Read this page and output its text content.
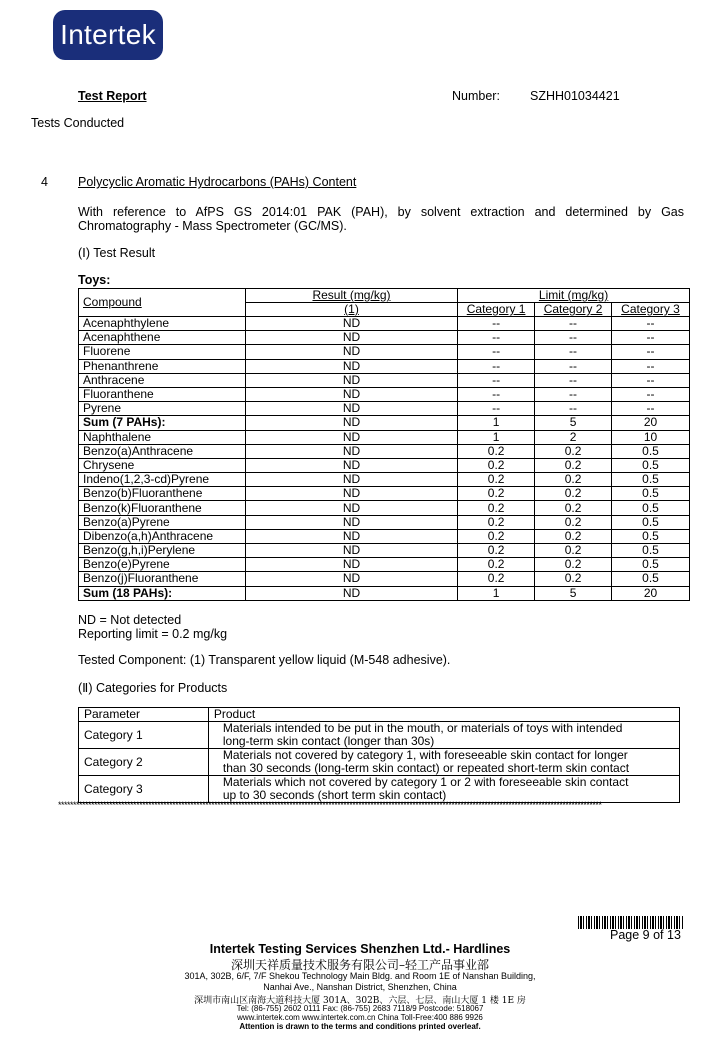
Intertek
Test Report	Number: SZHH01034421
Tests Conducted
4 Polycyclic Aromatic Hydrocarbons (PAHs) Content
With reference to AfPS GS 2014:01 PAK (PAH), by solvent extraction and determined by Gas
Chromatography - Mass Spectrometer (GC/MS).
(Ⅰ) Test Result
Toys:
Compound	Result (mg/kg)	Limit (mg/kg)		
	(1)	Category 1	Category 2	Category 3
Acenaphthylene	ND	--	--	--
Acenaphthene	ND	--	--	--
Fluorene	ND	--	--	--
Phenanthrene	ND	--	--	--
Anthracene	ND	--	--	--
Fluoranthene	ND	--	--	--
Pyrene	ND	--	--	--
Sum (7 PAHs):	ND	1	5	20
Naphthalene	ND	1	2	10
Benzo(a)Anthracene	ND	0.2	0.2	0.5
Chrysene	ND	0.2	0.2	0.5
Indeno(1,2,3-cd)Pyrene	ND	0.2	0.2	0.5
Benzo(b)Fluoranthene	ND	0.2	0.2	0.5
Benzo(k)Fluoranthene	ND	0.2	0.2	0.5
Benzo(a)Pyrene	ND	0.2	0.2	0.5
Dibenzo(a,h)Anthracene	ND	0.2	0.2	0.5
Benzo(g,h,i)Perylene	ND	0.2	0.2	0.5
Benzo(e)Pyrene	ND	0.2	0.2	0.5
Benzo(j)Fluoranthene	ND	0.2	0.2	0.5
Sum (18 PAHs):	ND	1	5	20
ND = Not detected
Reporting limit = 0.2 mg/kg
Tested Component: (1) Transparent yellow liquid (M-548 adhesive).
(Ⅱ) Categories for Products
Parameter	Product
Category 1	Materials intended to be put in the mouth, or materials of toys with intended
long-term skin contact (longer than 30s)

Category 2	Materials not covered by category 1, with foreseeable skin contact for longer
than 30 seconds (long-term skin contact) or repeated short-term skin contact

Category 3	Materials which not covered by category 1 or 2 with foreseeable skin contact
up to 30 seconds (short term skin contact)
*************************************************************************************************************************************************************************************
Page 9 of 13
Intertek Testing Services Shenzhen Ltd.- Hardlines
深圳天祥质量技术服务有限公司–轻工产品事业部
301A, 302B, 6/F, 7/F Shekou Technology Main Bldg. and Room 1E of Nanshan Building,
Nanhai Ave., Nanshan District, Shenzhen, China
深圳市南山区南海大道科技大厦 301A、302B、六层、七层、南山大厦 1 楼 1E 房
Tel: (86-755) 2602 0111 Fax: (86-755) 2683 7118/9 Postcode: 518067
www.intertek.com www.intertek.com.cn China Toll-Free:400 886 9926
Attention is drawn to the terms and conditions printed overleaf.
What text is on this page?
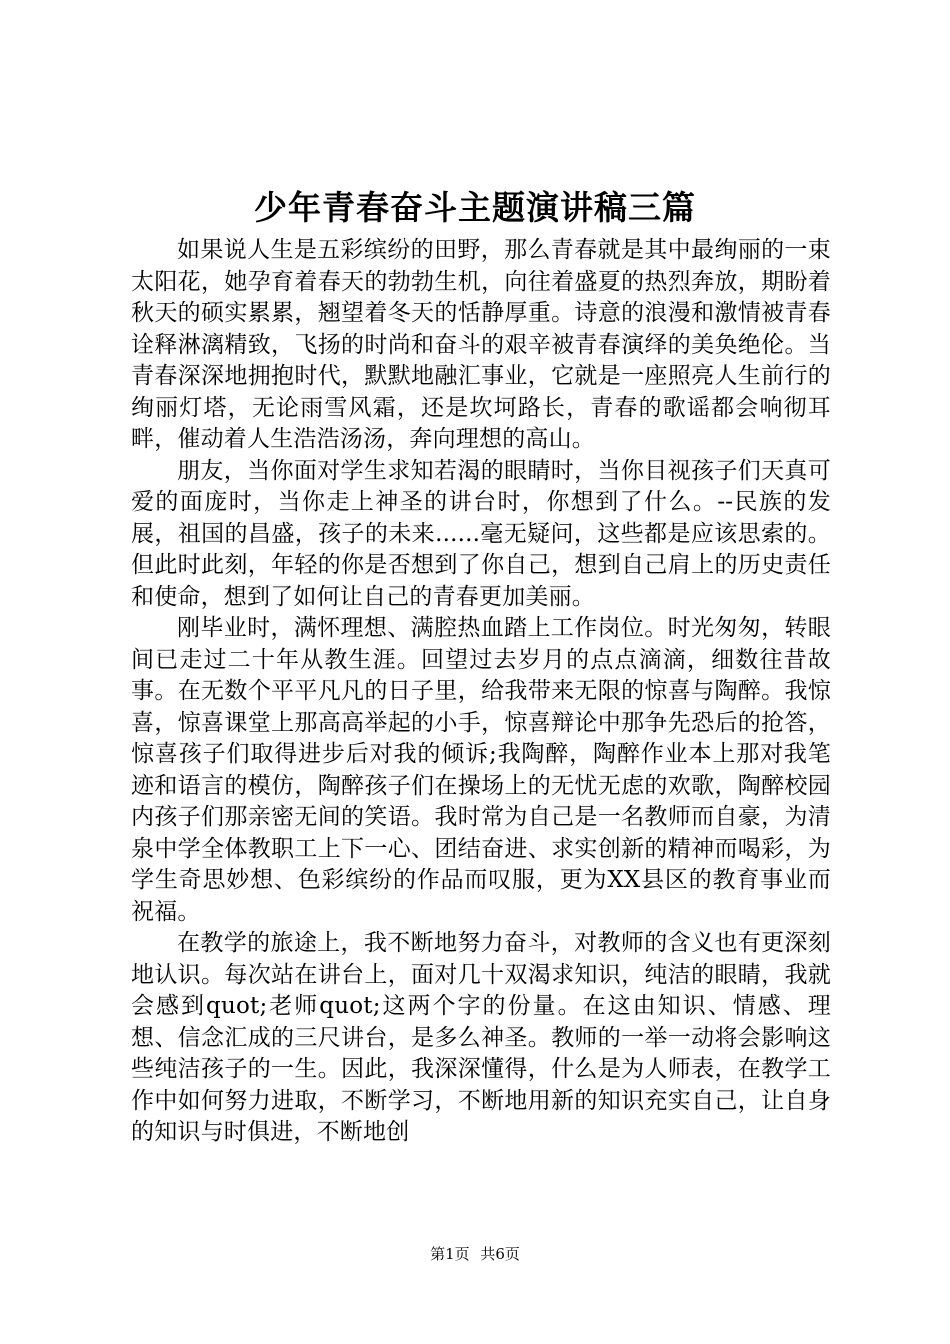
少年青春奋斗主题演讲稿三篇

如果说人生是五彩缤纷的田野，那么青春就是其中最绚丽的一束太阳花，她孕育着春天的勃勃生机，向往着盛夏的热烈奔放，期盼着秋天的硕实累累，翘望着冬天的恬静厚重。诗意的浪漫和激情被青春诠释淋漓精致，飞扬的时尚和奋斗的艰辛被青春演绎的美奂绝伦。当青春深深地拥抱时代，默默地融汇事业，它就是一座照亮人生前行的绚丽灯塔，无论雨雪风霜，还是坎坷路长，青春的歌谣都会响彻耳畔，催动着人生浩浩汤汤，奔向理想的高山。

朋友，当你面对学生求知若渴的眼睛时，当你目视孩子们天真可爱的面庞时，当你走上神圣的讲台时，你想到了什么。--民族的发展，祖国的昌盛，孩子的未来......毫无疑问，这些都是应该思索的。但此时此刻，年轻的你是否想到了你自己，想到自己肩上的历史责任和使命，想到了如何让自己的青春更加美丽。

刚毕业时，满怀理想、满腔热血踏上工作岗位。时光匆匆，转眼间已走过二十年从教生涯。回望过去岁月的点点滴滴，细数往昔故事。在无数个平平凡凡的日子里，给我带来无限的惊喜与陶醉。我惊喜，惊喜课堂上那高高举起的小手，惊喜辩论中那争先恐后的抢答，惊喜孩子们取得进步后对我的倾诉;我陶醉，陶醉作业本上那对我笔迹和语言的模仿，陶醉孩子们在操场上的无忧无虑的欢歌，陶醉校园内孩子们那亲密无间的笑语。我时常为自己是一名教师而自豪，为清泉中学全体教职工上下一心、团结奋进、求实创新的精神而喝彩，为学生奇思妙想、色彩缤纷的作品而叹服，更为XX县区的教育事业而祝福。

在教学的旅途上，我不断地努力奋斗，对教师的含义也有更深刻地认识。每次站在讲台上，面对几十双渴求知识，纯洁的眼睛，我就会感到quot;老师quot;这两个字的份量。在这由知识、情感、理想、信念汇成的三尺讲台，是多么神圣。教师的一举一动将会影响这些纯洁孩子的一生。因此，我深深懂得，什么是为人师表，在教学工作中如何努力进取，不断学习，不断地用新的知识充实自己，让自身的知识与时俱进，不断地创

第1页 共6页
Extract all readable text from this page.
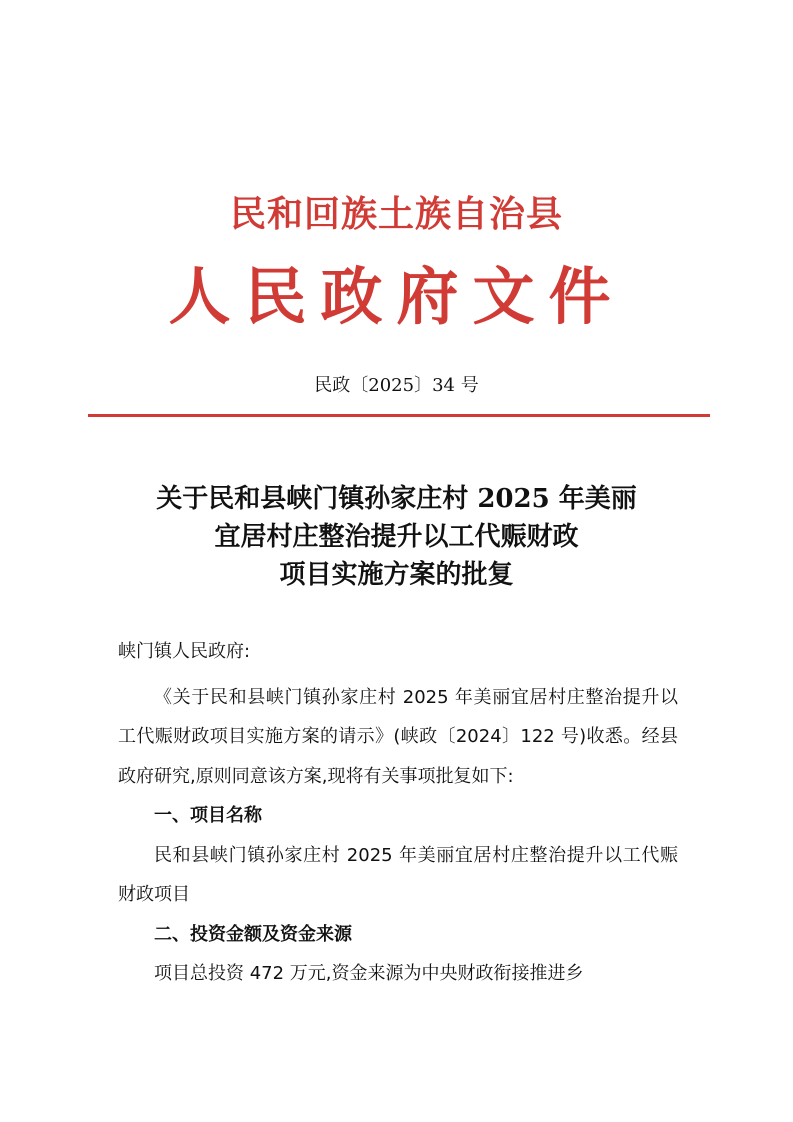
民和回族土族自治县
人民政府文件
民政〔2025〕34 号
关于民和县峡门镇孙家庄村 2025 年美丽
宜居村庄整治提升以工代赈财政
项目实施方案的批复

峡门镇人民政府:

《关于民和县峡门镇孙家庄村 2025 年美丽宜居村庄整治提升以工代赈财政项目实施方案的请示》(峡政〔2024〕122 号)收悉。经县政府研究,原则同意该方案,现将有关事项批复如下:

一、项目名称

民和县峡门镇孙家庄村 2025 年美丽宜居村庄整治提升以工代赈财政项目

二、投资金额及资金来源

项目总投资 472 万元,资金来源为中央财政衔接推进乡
####
Extract all the data above exactly, excluding every picture.

Read this page and output its text content.
Intertek
Test Report	Number: SZHH01034421
Tests Conducted
4 Polycyclic Aromatic Hydrocarbons (PAHs) Content
With reference to AfPS GS 2014:01 PAK (PAH), by solvent extraction and determined by Gas
Chromatography - Mass Spectrometer (GC/MS).
(Ⅰ) Test Result
Toys:
Compound	Result (mg/kg)	Limit (mg/kg)		
	(1)	Category 1	Category 2	Category 3
Acenaphthylene	ND	--	--	--
Acenaphthene	ND	--	--	--
Fluorene	ND	--	--	--
Phenanthrene	ND	--	--	--
Anthracene	ND	--	--	--
Fluoranthene	ND	--	--	--
Pyrene	ND	--	--	--
Sum (7 PAHs):	ND	1	5	20
Naphthalene	ND	1	2	10
Benzo(a)Anthracene	ND	0.2	0.2	0.5
Chrysene	ND	0.2	0.2	0.5
Indeno(1,2,3-cd)Pyrene	ND	0.2	0.2	0.5
Benzo(b)Fluoranthene	ND	0.2	0.2	0.5
Benzo(k)Fluoranthene	ND	0.2	0.2	0.5
Benzo(a)Pyrene	ND	0.2	0.2	0.5
Dibenzo(a,h)Anthracene	ND	0.2	0.2	0.5
Benzo(g,h,i)Perylene	ND	0.2	0.2	0.5
Benzo(e)Pyrene	ND	0.2	0.2	0.5
Benzo(j)Fluoranthene	ND	0.2	0.2	0.5
Sum (18 PAHs):	ND	1	5	20
ND = Not detected
Reporting limit = 0.2 mg/kg
Tested Component: (1) Transparent yellow liquid (M-548 adhesive).
(Ⅱ) Categories for Products
Parameter	Product
Category 1	Materials intended to be put in the mouth, or materials of toys with intended
long-term skin contact (longer than 30s)

Category 2	Materials not covered by category 1, with foreseeable skin contact for longer
than 30 seconds (long-term skin contact) or repeated short-term skin contact

Category 3	Materials which not covered by category 1 or 2 with foreseeable skin contact
up to 30 seconds (short term skin contact)
*************************************************************************************************************************************************************************************
Page 9 of 13
Intertek Testing Services Shenzhen Ltd.- Hardlines
深圳天祥质量技术服务有限公司–轻工产品事业部
301A, 302B, 6/F, 7/F Shekou Technology Main Bldg. and Room 1E of Nanshan Building,
Nanhai Ave., Nanshan District, Shenzhen, China
深圳市南山区南海大道科技大厦 301A、302B、六层、七层、南山大厦 1 楼 1E 房
Tel: (86-755) 2602 0111 Fax: (86-755) 2683 7118/9 Postcode: 518067
www.intertek.com www.intertek.com.cn China Toll-Free:400 886 9926
Attention is drawn to the terms and conditions printed overleaf.
What text is on this page?
少年青春奋斗主题演讲稿三篇

如果说人生是五彩缤纷的田野，那么青春就是其中最绚丽的一束太阳花，她孕育着春天的勃勃生机，向往着盛夏的热烈奔放，期盼着秋天的硕实累累，翘望着冬天的恬静厚重。诗意的浪漫和激情被青春诠释淋漓精致，飞扬的时尚和奋斗的艰辛被青春演绎的美奂绝伦。当青春深深地拥抱时代，默默地融汇事业，它就是一座照亮人生前行的绚丽灯塔，无论雨雪风霜，还是坎坷路长，青春的歌谣都会响彻耳畔，催动着人生浩浩汤汤，奔向理想的高山。

朋友，当你面对学生求知若渴的眼睛时，当你目视孩子们天真可爱的面庞时，当你走上神圣的讲台时，你想到了什么。--民族的发展，祖国的昌盛，孩子的未来......毫无疑问，这些都是应该思索的。但此时此刻，年轻的你是否想到了你自己，想到自己肩上的历史责任和使命，想到了如何让自己的青春更加美丽。

刚毕业时，满怀理想、满腔热血踏上工作岗位。时光匆匆，转眼间已走过二十年从教生涯。回望过去岁月的点点滴滴，细数往昔故事。在无数个平平凡凡的日子里，给我带来无限的惊喜与陶醉。我惊喜，惊喜课堂上那高高举起的小手，惊喜辩论中那争先恐后的抢答，惊喜孩子们取得进步后对我的倾诉;我陶醉，陶醉作业本上那对我笔迹和语言的模仿，陶醉孩子们在操场上的无忧无虑的欢歌，陶醉校园内孩子们那亲密无间的笑语。我时常为自己是一名教师而自豪，为清泉中学全体教职工上下一心、团结奋进、求实创新的精神而喝彩，为学生奇思妙想、色彩缤纷的作品而叹服，更为XX县区的教育事业而祝福。

在教学的旅途上，我不断地努力奋斗，对教师的含义也有更深刻地认识。每次站在讲台上，面对几十双渴求知识，纯洁的眼睛，我就会感到quot;老师quot;这两个字的份量。在这由知识、情感、理想、信念汇成的三尺讲台，是多么神圣。教师的一举一动将会影响这些纯洁孩子的一生。因此，我深深懂得，什么是为人师表，在教学工作中如何努力进取，不断学习，不断地用新的知识充实自己，让自身的知识与时俱进，不断地创

第1页 共6页
Extract all readable text from this page.
民和回族土族自治县
人民政府文件
民政〔2025〕34 号
关于民和县峡门镇孙家庄村 2025 年美丽
宜居村庄整治提升以工代赈财政
项目实施方案的批复

峡门镇人民政府:

《关于民和县峡门镇孙家庄村 2025 年美丽宜居村庄整治提升以工代赈财政项目实施方案的请示》(峡政〔2024〕122 号)收悉。经县政府研究,原则同意该方案,现将有关事项批复如下:

一、项目名称

民和县峡门镇孙家庄村 2025 年美丽宜居村庄整治提升以工代赈财政项目

二、投资金额及资金来源

项目总投资 472 万元,资金来源为中央财政衔接推进乡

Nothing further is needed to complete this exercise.